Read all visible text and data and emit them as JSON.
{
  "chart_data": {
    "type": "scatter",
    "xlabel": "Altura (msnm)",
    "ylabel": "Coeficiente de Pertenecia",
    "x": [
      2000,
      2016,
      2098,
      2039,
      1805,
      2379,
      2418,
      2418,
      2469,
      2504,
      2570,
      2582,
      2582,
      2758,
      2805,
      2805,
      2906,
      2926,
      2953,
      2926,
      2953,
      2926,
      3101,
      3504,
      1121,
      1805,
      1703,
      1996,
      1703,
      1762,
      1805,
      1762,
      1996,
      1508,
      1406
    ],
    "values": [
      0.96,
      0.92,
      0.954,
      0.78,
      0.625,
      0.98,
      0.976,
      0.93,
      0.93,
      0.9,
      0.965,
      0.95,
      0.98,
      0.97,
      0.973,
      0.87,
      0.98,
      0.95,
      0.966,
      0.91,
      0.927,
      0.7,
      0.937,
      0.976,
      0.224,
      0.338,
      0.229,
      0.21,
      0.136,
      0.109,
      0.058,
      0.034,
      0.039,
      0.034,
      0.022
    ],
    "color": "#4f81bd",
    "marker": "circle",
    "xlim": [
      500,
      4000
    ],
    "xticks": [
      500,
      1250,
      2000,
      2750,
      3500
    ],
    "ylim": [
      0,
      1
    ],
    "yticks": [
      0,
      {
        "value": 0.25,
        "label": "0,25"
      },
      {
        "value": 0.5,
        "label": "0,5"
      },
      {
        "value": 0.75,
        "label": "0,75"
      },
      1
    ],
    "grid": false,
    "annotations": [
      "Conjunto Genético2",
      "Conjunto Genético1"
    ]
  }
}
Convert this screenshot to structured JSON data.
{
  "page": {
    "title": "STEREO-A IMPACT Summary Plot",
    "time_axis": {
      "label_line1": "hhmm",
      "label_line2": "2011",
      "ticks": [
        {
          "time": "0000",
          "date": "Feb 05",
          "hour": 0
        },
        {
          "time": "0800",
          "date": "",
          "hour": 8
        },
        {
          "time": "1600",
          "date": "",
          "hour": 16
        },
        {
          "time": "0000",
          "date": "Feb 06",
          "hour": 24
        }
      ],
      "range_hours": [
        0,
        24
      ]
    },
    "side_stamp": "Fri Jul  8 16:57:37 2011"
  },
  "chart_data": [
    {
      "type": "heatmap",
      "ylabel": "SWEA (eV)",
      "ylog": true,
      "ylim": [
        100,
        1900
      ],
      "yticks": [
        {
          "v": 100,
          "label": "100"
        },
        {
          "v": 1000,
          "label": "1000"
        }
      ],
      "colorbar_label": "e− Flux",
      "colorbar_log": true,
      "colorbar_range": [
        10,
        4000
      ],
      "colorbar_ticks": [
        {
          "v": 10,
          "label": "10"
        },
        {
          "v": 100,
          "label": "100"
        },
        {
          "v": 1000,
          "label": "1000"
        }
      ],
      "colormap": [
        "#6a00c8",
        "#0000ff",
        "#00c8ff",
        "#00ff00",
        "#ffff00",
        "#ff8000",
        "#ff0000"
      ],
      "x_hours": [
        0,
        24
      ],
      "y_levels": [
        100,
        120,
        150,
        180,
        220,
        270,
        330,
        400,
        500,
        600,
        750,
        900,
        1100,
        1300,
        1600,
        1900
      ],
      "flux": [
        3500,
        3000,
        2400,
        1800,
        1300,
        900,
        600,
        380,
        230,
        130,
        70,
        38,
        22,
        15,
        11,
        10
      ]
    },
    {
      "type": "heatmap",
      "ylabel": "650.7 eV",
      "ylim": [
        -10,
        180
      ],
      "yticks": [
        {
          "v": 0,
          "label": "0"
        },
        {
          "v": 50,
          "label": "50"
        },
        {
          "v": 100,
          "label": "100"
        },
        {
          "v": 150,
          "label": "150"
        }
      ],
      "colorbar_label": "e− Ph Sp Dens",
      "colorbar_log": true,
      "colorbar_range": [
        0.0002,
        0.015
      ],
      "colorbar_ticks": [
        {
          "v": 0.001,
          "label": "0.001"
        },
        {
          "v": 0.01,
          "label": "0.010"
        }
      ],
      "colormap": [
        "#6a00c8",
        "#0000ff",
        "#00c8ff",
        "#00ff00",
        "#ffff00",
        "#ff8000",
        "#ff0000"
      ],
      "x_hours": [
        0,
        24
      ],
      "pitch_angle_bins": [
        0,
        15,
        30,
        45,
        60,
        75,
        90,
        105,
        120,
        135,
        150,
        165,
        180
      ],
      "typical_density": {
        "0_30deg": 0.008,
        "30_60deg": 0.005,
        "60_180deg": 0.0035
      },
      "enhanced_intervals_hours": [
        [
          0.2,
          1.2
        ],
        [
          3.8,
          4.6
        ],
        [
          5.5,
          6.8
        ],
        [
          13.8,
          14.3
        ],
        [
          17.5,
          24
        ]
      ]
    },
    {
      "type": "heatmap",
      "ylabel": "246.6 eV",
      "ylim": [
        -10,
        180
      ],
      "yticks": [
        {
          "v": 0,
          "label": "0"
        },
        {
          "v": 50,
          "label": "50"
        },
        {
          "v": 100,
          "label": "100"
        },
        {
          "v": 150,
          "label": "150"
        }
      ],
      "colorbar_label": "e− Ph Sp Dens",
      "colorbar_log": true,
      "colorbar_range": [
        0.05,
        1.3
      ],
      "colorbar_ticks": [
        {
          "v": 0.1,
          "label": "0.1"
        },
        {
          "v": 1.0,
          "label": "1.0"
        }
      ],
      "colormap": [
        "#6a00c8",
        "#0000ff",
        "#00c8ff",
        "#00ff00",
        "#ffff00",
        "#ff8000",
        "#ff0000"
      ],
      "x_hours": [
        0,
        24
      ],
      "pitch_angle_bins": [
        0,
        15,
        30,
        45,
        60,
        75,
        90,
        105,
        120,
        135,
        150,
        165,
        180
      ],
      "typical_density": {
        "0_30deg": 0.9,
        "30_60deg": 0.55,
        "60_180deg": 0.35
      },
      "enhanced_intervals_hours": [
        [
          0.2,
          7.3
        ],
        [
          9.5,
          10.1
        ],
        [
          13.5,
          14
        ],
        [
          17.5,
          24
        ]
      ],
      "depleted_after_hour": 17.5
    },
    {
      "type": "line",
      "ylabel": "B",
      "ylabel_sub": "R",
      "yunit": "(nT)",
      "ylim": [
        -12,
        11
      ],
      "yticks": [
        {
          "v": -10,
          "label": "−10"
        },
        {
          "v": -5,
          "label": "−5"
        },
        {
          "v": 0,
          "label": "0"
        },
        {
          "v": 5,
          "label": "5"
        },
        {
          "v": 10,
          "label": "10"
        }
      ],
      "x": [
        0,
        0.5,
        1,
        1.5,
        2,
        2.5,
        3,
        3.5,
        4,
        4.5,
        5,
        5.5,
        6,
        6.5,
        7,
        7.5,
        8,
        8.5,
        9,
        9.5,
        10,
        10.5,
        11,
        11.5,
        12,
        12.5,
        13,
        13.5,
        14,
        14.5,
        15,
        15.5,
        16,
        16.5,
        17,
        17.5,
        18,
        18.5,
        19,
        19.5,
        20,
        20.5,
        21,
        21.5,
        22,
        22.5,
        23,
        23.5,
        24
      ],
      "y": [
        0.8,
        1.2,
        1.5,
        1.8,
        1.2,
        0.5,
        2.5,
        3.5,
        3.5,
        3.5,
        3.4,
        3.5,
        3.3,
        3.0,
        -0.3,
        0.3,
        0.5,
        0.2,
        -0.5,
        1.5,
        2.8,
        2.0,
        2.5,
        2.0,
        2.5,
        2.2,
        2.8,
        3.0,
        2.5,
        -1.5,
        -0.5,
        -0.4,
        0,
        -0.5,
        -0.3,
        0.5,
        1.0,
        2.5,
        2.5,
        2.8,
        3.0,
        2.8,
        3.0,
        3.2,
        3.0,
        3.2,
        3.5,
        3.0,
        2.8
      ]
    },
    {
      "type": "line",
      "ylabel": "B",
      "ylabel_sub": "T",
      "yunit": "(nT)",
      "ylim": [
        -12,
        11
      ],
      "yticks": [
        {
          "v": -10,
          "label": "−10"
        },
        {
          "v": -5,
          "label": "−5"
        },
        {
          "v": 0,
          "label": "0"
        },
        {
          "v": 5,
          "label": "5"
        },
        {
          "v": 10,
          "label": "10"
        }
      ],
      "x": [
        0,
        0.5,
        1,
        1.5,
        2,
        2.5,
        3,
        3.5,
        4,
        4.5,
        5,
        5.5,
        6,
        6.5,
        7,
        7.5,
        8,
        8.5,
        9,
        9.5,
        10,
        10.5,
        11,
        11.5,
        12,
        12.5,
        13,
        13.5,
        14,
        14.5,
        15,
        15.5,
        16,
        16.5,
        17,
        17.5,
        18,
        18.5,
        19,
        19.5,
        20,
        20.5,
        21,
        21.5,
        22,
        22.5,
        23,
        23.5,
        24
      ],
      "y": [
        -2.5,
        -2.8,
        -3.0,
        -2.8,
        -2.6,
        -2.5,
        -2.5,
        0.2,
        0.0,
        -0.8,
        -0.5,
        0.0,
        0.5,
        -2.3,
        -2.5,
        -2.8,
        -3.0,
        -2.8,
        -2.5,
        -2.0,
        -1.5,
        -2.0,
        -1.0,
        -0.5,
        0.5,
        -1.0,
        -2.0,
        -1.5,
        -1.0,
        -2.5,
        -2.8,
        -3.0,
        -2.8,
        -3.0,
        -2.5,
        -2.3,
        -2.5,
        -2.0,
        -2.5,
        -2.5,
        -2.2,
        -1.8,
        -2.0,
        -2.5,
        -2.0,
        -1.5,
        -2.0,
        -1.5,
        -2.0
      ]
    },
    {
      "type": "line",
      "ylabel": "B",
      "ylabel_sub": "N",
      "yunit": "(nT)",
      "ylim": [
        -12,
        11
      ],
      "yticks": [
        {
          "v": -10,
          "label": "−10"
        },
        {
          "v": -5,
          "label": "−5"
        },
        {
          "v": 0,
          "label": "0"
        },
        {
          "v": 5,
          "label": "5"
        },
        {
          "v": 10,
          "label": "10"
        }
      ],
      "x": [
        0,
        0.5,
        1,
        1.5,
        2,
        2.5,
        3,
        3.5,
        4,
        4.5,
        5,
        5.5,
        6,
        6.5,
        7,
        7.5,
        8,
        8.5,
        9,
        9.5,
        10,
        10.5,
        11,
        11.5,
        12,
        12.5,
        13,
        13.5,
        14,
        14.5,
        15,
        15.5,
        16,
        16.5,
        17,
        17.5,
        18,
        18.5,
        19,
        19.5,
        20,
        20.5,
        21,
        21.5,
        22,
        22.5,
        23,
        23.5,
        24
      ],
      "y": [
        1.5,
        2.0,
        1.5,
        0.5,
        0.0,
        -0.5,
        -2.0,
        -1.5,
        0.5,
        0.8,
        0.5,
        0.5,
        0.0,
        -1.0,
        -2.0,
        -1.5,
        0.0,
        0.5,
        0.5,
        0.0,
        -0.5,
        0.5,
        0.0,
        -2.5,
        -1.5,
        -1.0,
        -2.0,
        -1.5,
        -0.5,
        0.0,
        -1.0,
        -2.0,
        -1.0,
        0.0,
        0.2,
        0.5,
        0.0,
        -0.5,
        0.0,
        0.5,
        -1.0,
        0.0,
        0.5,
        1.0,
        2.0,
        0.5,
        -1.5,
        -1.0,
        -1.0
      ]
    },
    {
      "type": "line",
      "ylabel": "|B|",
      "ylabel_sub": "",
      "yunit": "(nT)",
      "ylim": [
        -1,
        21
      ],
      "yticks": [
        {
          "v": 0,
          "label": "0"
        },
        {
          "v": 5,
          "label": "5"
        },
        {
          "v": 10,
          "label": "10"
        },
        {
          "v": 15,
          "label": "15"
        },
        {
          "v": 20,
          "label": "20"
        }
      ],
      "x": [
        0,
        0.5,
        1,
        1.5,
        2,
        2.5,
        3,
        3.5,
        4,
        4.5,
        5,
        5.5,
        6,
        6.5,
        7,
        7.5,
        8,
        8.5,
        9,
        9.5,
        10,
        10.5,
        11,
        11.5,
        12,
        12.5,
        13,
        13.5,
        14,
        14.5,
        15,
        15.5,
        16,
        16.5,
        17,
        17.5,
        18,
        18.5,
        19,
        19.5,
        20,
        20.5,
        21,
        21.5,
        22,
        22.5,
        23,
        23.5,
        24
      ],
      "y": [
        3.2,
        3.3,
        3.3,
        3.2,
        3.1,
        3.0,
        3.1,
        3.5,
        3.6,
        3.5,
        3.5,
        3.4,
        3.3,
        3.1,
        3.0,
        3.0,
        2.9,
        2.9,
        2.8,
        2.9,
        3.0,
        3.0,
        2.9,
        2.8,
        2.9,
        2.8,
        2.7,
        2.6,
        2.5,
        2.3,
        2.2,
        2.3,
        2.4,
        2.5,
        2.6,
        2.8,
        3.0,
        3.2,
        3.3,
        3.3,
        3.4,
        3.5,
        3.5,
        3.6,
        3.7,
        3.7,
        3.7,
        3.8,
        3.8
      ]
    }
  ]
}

* [TASK PROMPT]: Copy each line from the records above that includes the string "JSON".

* [RESPONSE TO THIS EXERCISE]:
Read all visible text and data and emit them as JSON.
Convert this screenshot to structured JSON data.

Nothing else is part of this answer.